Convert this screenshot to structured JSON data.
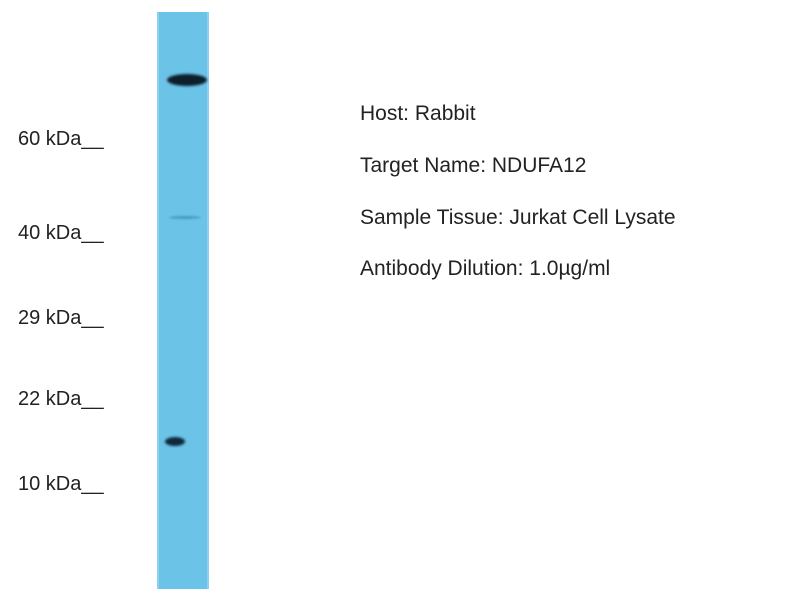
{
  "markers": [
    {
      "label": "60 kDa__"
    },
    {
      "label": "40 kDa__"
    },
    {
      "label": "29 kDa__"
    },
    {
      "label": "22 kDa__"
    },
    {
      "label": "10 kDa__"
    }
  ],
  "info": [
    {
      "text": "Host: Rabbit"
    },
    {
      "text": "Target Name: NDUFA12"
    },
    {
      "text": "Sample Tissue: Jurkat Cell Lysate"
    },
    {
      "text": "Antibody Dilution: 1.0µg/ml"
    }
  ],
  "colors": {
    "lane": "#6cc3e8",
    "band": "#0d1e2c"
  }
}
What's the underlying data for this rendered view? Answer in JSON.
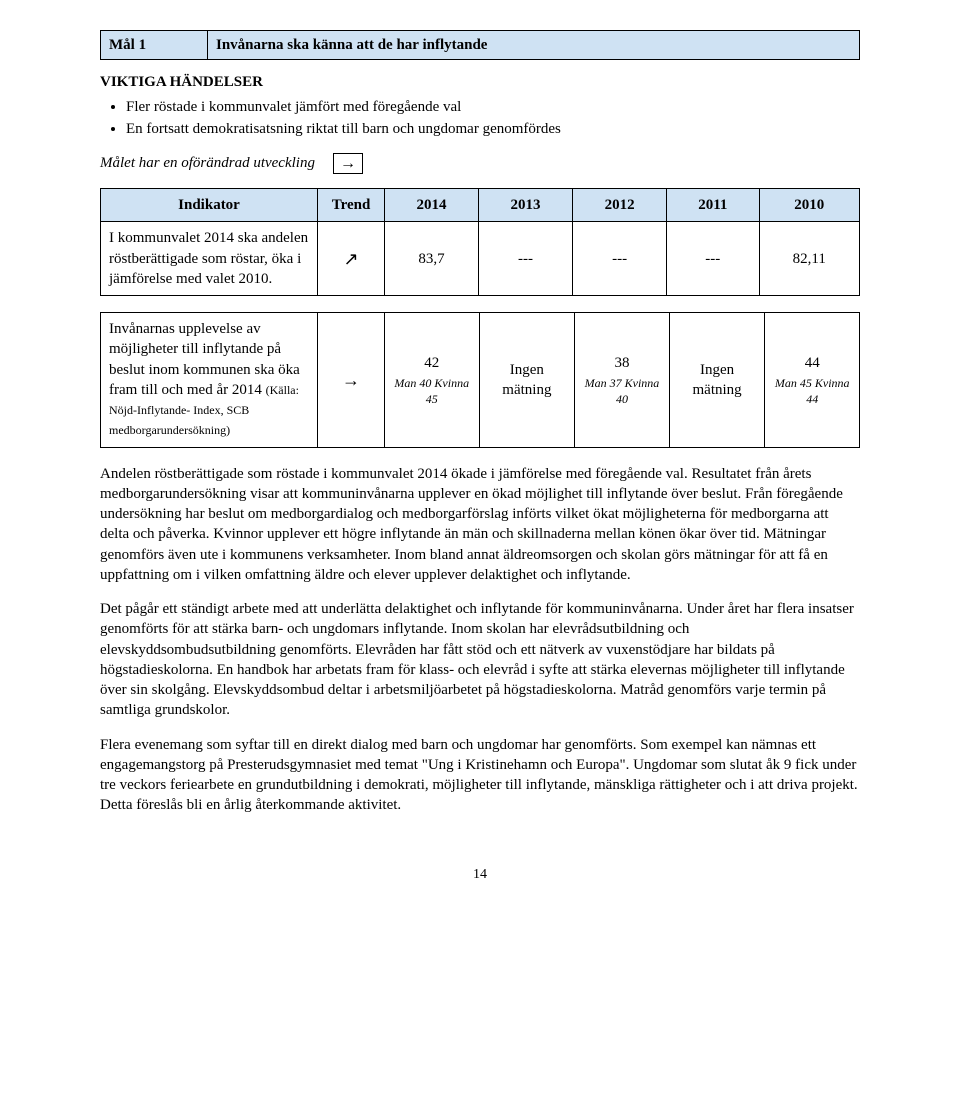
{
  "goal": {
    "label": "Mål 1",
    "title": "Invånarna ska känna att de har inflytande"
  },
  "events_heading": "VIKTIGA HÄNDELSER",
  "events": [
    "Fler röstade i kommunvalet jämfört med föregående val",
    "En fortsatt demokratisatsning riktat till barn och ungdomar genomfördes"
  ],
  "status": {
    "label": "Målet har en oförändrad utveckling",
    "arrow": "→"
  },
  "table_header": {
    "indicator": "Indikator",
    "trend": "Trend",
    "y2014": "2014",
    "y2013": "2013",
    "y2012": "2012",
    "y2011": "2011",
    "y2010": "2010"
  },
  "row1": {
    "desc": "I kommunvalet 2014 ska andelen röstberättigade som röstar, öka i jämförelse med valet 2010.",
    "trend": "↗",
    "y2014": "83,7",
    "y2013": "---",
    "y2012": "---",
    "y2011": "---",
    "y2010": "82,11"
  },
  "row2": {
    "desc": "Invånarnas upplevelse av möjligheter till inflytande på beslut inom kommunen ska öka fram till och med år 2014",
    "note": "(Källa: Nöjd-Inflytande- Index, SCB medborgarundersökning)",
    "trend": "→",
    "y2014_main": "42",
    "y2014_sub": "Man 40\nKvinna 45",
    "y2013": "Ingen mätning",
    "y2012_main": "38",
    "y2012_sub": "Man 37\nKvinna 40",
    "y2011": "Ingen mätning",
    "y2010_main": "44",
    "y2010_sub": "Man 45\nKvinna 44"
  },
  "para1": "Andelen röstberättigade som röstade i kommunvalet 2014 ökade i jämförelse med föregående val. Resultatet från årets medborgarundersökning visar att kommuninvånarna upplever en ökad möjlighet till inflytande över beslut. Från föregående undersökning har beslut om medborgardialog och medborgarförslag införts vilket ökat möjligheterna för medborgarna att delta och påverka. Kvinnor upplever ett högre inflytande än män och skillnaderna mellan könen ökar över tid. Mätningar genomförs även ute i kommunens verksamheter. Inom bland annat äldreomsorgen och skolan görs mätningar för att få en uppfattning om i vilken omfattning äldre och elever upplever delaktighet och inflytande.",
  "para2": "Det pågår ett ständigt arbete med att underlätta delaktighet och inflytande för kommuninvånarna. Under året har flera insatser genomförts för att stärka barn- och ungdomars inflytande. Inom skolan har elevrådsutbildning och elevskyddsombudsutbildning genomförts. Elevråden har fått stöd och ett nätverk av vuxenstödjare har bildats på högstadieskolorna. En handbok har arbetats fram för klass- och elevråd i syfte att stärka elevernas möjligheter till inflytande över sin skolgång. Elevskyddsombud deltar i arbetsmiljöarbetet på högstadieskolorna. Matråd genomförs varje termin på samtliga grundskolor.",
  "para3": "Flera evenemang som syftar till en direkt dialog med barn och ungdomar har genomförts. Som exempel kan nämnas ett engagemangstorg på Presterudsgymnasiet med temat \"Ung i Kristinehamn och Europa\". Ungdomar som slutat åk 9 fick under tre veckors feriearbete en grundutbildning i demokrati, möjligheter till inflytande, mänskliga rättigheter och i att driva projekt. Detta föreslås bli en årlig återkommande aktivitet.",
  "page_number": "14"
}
--
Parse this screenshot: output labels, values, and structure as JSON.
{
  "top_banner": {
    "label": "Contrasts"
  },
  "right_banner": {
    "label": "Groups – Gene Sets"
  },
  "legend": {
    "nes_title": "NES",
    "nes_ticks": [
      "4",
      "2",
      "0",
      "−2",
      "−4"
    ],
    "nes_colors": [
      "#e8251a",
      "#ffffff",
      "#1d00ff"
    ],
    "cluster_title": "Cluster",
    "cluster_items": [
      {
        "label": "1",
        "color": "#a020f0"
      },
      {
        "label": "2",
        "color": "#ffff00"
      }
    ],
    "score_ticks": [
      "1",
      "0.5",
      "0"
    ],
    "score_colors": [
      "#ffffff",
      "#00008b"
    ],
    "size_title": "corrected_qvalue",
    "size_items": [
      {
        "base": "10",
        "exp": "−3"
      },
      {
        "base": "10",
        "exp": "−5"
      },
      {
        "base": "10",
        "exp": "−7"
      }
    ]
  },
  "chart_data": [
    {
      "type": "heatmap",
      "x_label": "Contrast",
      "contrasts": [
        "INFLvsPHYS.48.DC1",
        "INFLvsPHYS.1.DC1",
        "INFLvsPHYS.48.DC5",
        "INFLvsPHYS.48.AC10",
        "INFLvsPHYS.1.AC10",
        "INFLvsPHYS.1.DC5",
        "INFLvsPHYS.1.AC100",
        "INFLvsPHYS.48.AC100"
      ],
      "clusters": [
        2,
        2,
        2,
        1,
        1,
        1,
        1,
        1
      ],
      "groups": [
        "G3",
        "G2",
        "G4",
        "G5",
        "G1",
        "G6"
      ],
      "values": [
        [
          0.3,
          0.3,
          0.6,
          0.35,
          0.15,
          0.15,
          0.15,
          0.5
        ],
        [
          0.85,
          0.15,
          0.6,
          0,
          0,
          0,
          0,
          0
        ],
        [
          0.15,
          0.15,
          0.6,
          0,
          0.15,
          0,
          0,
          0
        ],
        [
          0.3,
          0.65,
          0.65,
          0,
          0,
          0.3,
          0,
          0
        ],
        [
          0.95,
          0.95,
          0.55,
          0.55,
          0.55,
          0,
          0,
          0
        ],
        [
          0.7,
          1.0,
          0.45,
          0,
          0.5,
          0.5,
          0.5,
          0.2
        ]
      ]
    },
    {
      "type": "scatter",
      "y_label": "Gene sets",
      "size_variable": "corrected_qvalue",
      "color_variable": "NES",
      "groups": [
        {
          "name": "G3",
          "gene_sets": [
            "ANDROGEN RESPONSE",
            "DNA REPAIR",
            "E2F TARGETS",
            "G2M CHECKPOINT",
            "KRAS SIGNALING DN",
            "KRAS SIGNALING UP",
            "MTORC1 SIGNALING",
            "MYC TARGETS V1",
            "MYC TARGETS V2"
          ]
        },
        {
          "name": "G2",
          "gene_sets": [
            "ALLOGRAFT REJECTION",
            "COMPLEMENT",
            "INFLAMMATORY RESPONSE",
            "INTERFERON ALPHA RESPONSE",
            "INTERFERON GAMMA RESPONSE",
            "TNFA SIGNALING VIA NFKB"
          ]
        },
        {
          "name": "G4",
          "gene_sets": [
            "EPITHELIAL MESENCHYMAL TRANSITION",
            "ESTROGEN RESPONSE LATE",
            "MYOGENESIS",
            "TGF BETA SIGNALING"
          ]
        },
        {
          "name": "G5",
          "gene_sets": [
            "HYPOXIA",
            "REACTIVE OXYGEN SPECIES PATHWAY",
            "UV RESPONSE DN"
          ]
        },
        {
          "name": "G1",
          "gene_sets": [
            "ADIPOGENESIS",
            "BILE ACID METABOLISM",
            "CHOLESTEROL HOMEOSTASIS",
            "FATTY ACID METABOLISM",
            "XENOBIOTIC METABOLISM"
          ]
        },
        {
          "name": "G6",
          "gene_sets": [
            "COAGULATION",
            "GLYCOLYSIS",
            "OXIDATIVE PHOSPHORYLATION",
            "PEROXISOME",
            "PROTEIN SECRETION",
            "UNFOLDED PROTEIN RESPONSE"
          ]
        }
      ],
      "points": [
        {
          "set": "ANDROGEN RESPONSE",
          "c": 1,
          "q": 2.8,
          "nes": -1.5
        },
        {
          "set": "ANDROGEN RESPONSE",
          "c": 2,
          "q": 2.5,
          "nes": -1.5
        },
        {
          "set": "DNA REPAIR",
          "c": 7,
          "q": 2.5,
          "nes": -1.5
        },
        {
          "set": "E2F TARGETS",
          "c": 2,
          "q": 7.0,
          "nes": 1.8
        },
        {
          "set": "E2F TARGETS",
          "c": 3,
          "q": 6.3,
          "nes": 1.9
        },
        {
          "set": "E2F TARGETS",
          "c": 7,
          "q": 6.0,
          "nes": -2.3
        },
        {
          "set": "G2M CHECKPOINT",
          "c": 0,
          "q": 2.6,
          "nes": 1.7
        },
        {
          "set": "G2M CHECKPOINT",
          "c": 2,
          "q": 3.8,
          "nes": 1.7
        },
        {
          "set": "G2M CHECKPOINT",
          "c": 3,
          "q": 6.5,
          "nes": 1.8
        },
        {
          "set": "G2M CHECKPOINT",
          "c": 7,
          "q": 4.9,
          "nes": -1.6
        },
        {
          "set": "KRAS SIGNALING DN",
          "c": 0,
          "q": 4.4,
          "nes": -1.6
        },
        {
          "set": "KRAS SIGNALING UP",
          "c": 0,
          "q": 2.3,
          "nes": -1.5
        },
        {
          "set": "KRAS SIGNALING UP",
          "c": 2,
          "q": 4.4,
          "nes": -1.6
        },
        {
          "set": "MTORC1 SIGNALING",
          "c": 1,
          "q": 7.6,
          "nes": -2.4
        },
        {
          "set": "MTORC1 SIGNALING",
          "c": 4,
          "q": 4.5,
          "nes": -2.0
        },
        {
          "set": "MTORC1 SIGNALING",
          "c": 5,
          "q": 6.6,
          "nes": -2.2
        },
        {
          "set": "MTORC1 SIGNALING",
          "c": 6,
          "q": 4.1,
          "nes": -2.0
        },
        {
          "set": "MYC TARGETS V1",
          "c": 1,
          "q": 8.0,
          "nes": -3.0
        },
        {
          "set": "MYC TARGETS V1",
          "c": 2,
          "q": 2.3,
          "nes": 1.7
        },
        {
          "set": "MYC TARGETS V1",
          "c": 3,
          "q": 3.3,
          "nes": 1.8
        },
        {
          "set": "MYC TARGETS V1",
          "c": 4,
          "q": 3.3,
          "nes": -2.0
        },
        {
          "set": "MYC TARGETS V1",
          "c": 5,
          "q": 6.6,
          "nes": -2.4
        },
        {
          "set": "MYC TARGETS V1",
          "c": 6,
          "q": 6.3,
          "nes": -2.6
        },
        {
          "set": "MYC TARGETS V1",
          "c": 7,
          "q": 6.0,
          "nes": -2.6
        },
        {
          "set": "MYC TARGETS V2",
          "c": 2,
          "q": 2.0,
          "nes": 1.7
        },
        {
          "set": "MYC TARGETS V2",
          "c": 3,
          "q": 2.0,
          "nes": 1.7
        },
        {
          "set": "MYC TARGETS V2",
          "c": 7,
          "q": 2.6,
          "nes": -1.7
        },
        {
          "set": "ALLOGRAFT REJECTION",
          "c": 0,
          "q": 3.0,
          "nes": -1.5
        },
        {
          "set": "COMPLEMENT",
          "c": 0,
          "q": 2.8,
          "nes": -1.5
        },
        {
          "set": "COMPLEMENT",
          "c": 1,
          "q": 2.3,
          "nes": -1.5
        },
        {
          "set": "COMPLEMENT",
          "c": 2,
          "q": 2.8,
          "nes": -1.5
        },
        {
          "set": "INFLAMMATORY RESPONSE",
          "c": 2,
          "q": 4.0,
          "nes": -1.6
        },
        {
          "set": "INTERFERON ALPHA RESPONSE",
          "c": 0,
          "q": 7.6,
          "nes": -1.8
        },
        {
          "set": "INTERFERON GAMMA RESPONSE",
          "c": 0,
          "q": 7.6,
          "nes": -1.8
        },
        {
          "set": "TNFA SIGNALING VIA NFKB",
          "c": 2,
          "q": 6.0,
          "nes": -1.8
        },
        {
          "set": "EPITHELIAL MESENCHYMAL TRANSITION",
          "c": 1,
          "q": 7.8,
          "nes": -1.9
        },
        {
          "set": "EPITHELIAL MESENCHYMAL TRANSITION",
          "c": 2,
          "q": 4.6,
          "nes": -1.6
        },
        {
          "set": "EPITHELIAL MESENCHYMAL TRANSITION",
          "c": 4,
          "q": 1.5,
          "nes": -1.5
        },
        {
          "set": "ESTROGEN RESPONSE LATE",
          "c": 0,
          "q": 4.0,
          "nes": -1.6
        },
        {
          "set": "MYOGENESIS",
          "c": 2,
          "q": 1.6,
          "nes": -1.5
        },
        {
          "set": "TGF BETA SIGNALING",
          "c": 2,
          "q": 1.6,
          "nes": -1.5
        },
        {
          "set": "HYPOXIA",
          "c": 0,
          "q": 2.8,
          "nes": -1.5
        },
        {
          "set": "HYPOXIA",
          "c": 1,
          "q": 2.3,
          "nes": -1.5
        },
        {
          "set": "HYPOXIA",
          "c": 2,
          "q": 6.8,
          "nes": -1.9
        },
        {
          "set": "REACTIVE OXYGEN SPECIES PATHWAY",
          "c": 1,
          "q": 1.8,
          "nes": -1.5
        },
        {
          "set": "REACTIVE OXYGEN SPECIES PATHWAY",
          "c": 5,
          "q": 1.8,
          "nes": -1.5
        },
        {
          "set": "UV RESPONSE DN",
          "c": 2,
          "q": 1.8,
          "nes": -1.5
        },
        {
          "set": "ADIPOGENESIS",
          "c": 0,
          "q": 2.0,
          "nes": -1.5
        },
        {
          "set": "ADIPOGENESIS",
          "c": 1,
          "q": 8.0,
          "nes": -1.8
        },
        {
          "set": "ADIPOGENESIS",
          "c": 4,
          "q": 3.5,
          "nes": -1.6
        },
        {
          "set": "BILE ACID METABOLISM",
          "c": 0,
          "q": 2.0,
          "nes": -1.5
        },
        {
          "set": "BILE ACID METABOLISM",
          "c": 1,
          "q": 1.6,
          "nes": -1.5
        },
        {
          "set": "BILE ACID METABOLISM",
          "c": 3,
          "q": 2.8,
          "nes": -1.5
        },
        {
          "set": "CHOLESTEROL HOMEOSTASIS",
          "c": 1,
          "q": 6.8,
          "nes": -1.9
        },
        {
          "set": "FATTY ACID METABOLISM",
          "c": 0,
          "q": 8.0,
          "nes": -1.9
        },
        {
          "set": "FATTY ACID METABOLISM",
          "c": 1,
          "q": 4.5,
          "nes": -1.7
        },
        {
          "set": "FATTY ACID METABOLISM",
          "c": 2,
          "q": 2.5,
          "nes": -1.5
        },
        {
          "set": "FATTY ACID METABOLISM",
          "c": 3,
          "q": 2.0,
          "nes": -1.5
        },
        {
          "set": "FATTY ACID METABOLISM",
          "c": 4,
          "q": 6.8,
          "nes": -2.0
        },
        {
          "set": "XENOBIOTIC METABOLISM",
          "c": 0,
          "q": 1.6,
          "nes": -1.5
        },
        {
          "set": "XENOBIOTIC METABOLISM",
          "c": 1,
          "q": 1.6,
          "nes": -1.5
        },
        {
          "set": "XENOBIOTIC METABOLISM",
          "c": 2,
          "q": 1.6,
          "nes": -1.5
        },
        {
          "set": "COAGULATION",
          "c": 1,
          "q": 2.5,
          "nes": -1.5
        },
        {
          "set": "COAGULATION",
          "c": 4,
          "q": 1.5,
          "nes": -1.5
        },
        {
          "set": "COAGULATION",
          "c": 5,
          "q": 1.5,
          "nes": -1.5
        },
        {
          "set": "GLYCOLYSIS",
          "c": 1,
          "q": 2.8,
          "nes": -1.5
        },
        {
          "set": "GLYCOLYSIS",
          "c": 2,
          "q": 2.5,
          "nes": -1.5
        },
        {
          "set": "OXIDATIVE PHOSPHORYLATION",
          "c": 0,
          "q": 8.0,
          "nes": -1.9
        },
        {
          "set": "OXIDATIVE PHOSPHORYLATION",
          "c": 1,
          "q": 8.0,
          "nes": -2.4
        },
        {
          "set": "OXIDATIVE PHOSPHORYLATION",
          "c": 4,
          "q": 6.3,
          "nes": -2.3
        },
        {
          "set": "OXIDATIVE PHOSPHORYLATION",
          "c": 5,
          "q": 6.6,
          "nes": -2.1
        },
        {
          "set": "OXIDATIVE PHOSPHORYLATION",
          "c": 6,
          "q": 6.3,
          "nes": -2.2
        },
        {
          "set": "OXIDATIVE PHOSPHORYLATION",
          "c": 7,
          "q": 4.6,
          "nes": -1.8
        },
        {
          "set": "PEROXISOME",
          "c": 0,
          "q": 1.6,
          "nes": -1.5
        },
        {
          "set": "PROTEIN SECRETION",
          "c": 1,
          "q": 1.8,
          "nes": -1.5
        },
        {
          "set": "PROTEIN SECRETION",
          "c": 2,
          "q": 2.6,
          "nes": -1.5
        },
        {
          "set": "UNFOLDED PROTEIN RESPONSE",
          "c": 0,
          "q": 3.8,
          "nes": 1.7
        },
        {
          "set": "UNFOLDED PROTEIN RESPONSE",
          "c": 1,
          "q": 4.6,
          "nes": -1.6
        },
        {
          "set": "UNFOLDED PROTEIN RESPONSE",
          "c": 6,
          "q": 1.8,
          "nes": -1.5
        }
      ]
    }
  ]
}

EXERCISE AIM
If a line of the records includes the string "values", copy it out.

TASK RESULT
Parse this screenshot: output labels, values, and structure as JSON.
      "values": [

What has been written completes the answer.